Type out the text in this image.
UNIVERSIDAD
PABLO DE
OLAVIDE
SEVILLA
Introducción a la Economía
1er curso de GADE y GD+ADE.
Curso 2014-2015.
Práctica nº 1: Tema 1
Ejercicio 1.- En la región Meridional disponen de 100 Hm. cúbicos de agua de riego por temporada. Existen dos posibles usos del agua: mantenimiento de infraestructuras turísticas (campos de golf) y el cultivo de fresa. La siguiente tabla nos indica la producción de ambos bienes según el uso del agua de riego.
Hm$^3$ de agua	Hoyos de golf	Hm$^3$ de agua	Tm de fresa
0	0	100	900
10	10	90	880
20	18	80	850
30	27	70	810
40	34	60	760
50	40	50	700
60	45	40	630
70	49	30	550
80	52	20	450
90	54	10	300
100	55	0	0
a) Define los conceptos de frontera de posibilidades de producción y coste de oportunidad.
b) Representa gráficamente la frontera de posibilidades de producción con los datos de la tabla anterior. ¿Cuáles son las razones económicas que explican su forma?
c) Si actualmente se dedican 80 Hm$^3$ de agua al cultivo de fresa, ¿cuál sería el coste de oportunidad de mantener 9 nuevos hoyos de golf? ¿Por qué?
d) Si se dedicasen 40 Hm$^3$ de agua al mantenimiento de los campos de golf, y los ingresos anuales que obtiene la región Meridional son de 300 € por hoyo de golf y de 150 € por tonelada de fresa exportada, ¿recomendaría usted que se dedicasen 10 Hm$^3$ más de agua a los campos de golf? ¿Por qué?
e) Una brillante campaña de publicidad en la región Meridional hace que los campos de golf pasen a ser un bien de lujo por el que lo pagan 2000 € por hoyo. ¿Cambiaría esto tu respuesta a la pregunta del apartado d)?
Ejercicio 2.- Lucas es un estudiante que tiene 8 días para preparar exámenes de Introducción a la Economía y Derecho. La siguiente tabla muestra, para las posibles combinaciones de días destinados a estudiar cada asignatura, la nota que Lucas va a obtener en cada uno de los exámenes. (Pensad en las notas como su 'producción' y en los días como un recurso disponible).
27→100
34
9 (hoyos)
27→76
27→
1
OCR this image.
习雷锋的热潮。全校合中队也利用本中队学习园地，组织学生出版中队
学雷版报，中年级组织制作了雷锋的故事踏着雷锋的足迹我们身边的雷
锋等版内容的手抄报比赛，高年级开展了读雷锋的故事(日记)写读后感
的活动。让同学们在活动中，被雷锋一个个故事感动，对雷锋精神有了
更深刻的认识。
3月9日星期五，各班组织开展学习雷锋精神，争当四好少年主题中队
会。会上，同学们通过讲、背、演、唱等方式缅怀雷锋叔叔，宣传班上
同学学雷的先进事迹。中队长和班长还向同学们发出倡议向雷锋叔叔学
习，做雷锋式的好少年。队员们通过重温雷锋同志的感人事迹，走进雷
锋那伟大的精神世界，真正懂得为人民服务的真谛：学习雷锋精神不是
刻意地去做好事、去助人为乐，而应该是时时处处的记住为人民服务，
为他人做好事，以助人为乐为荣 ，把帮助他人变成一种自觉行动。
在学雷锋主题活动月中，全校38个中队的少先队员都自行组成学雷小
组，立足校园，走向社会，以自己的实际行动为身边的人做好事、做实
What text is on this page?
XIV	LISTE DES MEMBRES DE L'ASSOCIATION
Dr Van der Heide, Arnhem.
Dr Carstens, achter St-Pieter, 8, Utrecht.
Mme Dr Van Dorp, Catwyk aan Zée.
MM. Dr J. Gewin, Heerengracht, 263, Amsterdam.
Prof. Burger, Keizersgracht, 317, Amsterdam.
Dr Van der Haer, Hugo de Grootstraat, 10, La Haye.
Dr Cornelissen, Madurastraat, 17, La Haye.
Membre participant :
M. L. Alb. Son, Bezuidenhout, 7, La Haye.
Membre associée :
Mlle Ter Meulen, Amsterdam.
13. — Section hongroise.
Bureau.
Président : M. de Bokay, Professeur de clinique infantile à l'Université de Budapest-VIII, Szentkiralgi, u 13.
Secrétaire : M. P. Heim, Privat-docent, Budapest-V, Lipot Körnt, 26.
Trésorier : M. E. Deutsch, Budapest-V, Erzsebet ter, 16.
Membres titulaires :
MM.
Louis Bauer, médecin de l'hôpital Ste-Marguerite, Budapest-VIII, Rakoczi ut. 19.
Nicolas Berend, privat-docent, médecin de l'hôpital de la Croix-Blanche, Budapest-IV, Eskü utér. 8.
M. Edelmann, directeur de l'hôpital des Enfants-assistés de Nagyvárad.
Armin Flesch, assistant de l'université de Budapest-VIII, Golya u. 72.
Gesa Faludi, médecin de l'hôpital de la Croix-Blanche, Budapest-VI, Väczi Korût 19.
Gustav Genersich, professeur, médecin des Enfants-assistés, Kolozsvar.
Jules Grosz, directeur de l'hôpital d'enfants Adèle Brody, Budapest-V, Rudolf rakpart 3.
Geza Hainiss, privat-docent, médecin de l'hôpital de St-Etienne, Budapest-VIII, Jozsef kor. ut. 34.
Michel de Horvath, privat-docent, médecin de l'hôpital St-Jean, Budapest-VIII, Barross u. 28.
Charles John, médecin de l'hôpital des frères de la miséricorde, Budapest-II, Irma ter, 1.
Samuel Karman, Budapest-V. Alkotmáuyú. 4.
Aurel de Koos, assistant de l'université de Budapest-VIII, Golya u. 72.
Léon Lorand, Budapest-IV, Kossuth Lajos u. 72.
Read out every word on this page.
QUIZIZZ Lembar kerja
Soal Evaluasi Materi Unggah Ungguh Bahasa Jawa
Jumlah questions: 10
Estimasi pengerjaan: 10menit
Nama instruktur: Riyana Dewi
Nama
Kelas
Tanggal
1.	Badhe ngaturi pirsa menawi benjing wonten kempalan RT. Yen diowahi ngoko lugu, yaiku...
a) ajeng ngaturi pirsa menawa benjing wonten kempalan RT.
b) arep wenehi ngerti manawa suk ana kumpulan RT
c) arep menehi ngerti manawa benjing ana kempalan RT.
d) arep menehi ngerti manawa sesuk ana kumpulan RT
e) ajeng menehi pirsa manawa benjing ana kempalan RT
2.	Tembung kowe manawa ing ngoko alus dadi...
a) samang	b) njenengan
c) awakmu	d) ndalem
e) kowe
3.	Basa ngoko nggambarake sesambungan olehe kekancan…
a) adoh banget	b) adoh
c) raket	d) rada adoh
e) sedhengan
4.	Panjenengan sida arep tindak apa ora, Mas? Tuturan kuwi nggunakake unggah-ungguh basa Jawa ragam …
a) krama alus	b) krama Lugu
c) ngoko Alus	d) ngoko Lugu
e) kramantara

● **What to produce**
Give only the number of lines in the records that include the word "kempalan".

● **Correct answer**
4